» Exercise instructions
Copy each line exactly. Drop every picture.

Stored data
● ● ● ●

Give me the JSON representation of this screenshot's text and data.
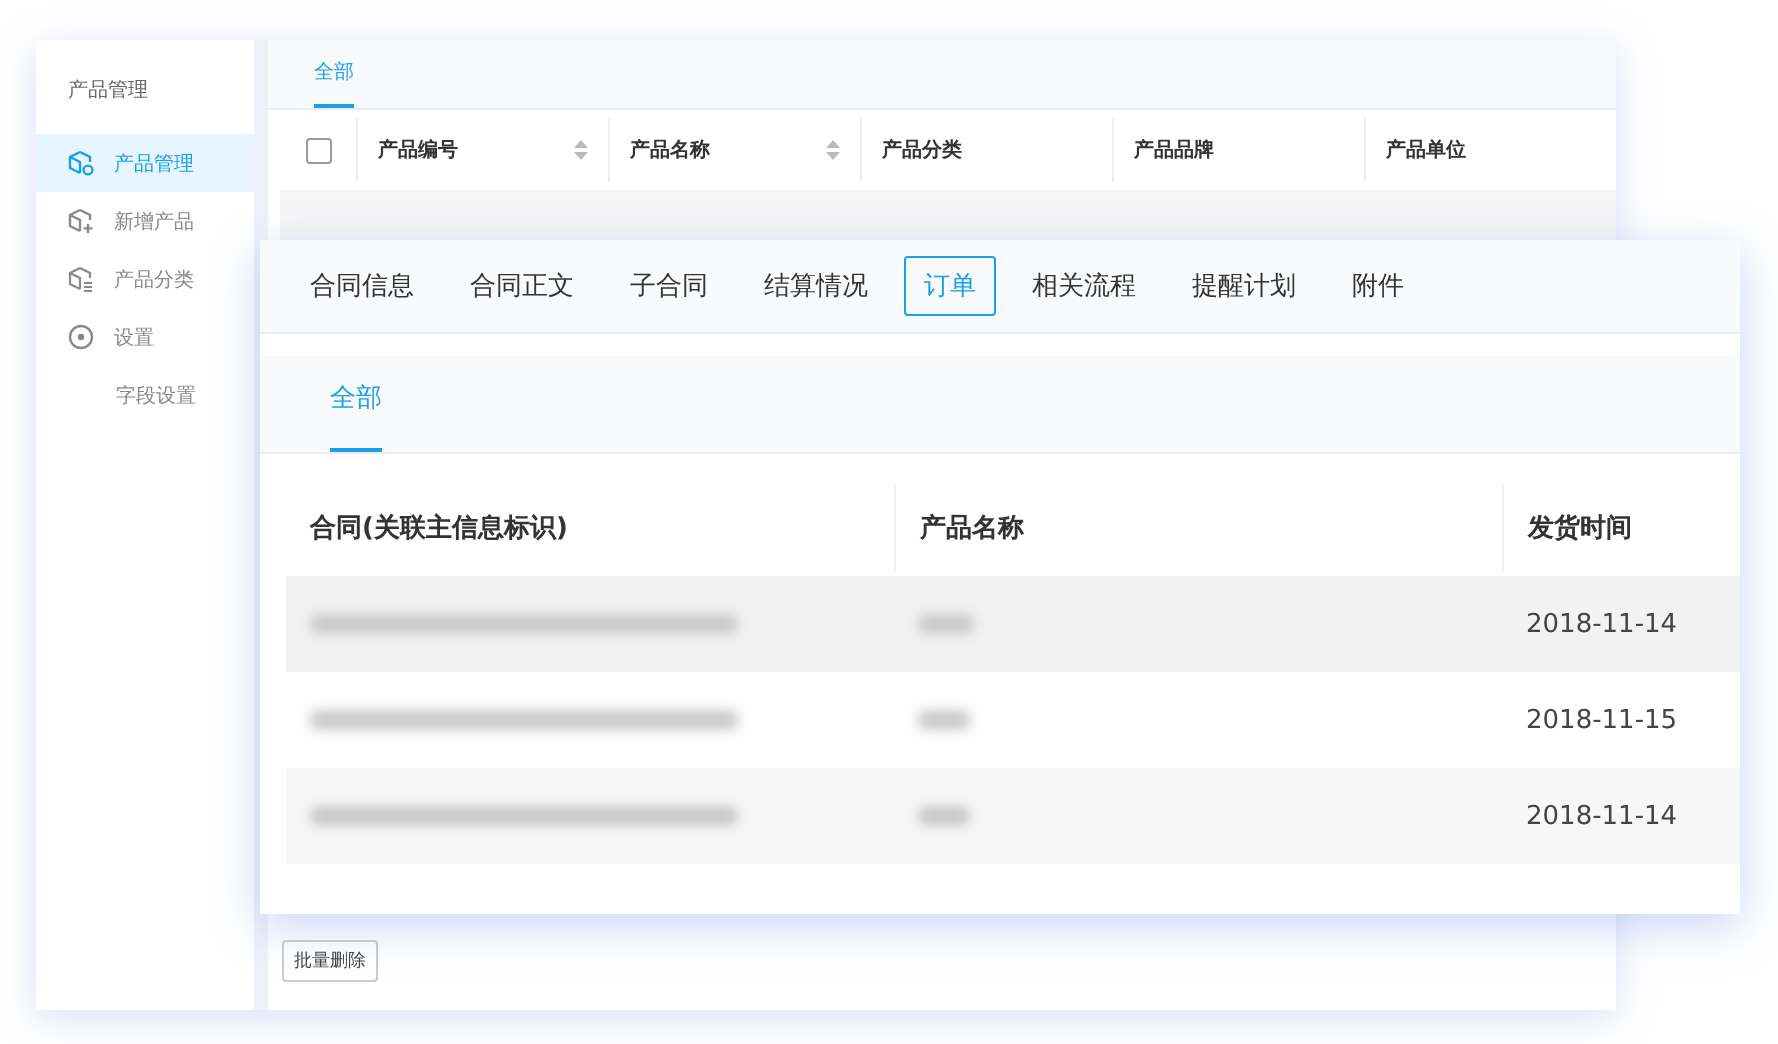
{
  "sidebar": {
    "title": "产品管理",
    "items": [
      {
        "label": "产品管理",
        "kind": "item",
        "selected": true
      },
      {
        "label": "新增产品",
        "kind": "item",
        "selected": false
      },
      {
        "label": "产品分类",
        "kind": "item",
        "selected": false
      },
      {
        "label": "设置",
        "kind": "item",
        "selected": false
      },
      {
        "label": "字段设置",
        "kind": "subitem",
        "selected": false
      }
    ]
  },
  "product_page": {
    "tabs": [
      {
        "label": "全部",
        "selected": true
      }
    ],
    "columns": [
      {
        "label": "产品编号",
        "sortable": true
      },
      {
        "label": "产品名称",
        "sortable": true
      },
      {
        "label": "产品分类",
        "sortable": false
      },
      {
        "label": "产品品牌",
        "sortable": false
      },
      {
        "label": "产品单位",
        "sortable": false
      }
    ],
    "select_all_checked": false,
    "bulk_delete": "批量删除"
  },
  "contract_panel": {
    "tabs": [
      {
        "label": "合同信息",
        "selected": false
      },
      {
        "label": "合同正文",
        "selected": false
      },
      {
        "label": "子合同",
        "selected": false
      },
      {
        "label": "结算情况",
        "selected": false
      },
      {
        "label": "订单",
        "selected": true
      },
      {
        "label": "相关流程",
        "selected": false
      },
      {
        "label": "提醒计划",
        "selected": false
      },
      {
        "label": "附件",
        "selected": false
      }
    ],
    "subtabs": [
      {
        "label": "全部",
        "selected": true
      }
    ],
    "columns": [
      "合同(关联主信息标识)",
      "产品名称",
      "发货时间"
    ],
    "rows": [
      {
        "ship_date": "2018-11-14"
      },
      {
        "ship_date": "2018-11-15"
      },
      {
        "ship_date": "2018-11-14"
      }
    ]
  }
}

● ● ● ●

» Solution to the problem
Give me the JSON representation of this screenshot's text and data.
{
  "sidebar": {
    "title": "产品管理",
    "items": [
      {
        "label": "产品管理",
        "kind": "item",
        "selected": true
      },
      {
        "label": "新增产品",
        "kind": "item",
        "selected": false
      },
      {
        "label": "产品分类",
        "kind": "item",
        "selected": false
      },
      {
        "label": "设置",
        "kind": "item",
        "selected": false
      },
      {
        "label": "字段设置",
        "kind": "subitem",
        "selected": false
      }
    ]
  },
  "product_page": {
    "tabs": [
      {
        "label": "全部",
        "selected": true
      }
    ],
    "columns": [
      {
        "label": "产品编号",
        "sortable": true
      },
      {
        "label": "产品名称",
        "sortable": true
      },
      {
        "label": "产品分类",
        "sortable": false
      },
      {
        "label": "产品品牌",
        "sortable": false
      },
      {
        "label": "产品单位",
        "sortable": false
      }
    ],
    "select_all_checked": false,
    "bulk_delete": "批量删除"
  },
  "contract_panel": {
    "tabs": [
      {
        "label": "合同信息",
        "selected": false
      },
      {
        "label": "合同正文",
        "selected": false
      },
      {
        "label": "子合同",
        "selected": false
      },
      {
        "label": "结算情况",
        "selected": false
      },
      {
        "label": "订单",
        "selected": true
      },
      {
        "label": "相关流程",
        "selected": false
      },
      {
        "label": "提醒计划",
        "selected": false
      },
      {
        "label": "附件",
        "selected": false
      }
    ],
    "subtabs": [
      {
        "label": "全部",
        "selected": true
      }
    ],
    "columns": [
      "合同(关联主信息标识)",
      "产品名称",
      "发货时间"
    ],
    "rows": [
      {
        "ship_date": "2018-11-14"
      },
      {
        "ship_date": "2018-11-15"
      },
      {
        "ship_date": "2018-11-14"
      }
    ]
  }
}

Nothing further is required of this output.